_WORK TO DO:_ Could you output each line of the data that follows exactly?

_DATA SHOWN:_
------

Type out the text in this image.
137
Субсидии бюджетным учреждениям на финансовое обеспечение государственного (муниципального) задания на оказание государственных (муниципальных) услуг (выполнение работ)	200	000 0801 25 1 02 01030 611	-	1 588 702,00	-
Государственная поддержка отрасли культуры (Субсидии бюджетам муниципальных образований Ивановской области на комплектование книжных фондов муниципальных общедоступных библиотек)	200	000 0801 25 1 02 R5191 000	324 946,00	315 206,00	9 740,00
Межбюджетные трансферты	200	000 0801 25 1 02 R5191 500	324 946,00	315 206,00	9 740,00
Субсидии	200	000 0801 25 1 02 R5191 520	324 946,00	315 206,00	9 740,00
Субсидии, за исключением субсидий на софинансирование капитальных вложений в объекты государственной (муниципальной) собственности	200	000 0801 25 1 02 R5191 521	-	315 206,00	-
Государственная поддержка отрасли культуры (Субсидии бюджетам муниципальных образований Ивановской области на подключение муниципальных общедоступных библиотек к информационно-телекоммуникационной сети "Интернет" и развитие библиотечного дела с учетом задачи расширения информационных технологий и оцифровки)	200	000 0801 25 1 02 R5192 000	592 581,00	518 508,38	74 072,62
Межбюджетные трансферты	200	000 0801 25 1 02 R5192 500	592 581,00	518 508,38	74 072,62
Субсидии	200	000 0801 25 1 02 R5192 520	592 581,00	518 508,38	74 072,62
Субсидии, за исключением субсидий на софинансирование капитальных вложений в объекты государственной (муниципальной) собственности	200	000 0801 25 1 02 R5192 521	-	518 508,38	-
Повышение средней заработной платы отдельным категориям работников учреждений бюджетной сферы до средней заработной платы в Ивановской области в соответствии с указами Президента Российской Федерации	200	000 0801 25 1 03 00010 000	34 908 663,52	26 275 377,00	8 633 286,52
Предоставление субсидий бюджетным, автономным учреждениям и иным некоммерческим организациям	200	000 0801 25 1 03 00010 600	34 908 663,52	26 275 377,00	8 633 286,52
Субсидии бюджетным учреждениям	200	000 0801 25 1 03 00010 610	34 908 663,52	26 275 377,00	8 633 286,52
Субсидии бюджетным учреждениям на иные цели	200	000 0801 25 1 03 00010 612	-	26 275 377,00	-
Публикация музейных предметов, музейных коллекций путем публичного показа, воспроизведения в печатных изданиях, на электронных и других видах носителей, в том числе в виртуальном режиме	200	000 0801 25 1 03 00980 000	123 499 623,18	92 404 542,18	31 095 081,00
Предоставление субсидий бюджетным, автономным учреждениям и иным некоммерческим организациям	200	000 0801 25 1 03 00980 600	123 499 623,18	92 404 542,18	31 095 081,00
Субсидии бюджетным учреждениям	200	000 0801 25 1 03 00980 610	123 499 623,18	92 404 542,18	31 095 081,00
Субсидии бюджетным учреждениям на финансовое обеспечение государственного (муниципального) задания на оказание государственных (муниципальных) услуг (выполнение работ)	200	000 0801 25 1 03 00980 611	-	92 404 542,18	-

------

_SOLUTION TO THE PROBLEM:_
Type out the text in this image.
137
Субсидии бюджетным учреждениям на финансовое обеспечение государственного (муниципального) задания на оказание государственных (муниципальных) услуг (выполнение работ)	200	000 0801 25 1 02 01030 611	-	1 588 702,00	-
Государственная поддержка отрасли культуры (Субсидии бюджетам муниципальных образований Ивановской области на комплектование книжных фондов муниципальных общедоступных библиотек)	200	000 0801 25 1 02 R5191 000	324 946,00	315 206,00	9 740,00
Межбюджетные трансферты	200	000 0801 25 1 02 R5191 500	324 946,00	315 206,00	9 740,00
Субсидии	200	000 0801 25 1 02 R5191 520	324 946,00	315 206,00	9 740,00
Субсидии, за исключением субсидий на софинансирование капитальных вложений в объекты государственной (муниципальной) собственности	200	000 0801 25 1 02 R5191 521	-	315 206,00	-
Государственная поддержка отрасли культуры (Субсидии бюджетам муниципальных образований Ивановской области на подключение муниципальных общедоступных библиотек к информационно-телекоммуникационной сети "Интернет" и развитие библиотечного дела с учетом задачи расширения информационных технологий и оцифровки)	200	000 0801 25 1 02 R5192 000	592 581,00	518 508,38	74 072,62
Межбюджетные трансферты	200	000 0801 25 1 02 R5192 500	592 581,00	518 508,38	74 072,62
Субсидии	200	000 0801 25 1 02 R5192 520	592 581,00	518 508,38	74 072,62
Субсидии, за исключением субсидий на софинансирование капитальных вложений в объекты государственной (муниципальной) собственности	200	000 0801 25 1 02 R5192 521	-	518 508,38	-
Повышение средней заработной платы отдельным категориям работников учреждений бюджетной сферы до средней заработной платы в Ивановской области в соответствии с указами Президента Российской Федерации	200	000 0801 25 1 03 00010 000	34 908 663,52	26 275 377,00	8 633 286,52
Предоставление субсидий бюджетным, автономным учреждениям и иным некоммерческим организациям	200	000 0801 25 1 03 00010 600	34 908 663,52	26 275 377,00	8 633 286,52
Субсидии бюджетным учреждениям	200	000 0801 25 1 03 00010 610	34 908 663,52	26 275 377,00	8 633 286,52
Субсидии бюджетным учреждениям на иные цели	200	000 0801 25 1 03 00010 612	-	26 275 377,00	-
Публикация музейных предметов, музейных коллекций путем публичного показа, воспроизведения в печатных изданиях, на электронных и других видах носителей, в том числе в виртуальном режиме	200	000 0801 25 1 03 00980 000	123 499 623,18	92 404 542,18	31 095 081,00
Предоставление субсидий бюджетным, автономным учреждениям и иным некоммерческим организациям	200	000 0801 25 1 03 00980 600	123 499 623,18	92 404 542,18	31 095 081,00
Субсидии бюджетным учреждениям	200	000 0801 25 1 03 00980 610	123 499 623,18	92 404 542,18	31 095 081,00
Субсидии бюджетным учреждениям на финансовое обеспечение государственного (муниципального) задания на оказание государственных (муниципальных) услуг (выполнение работ)	200	000 0801 25 1 03 00980 611	-	92 404 542,18	-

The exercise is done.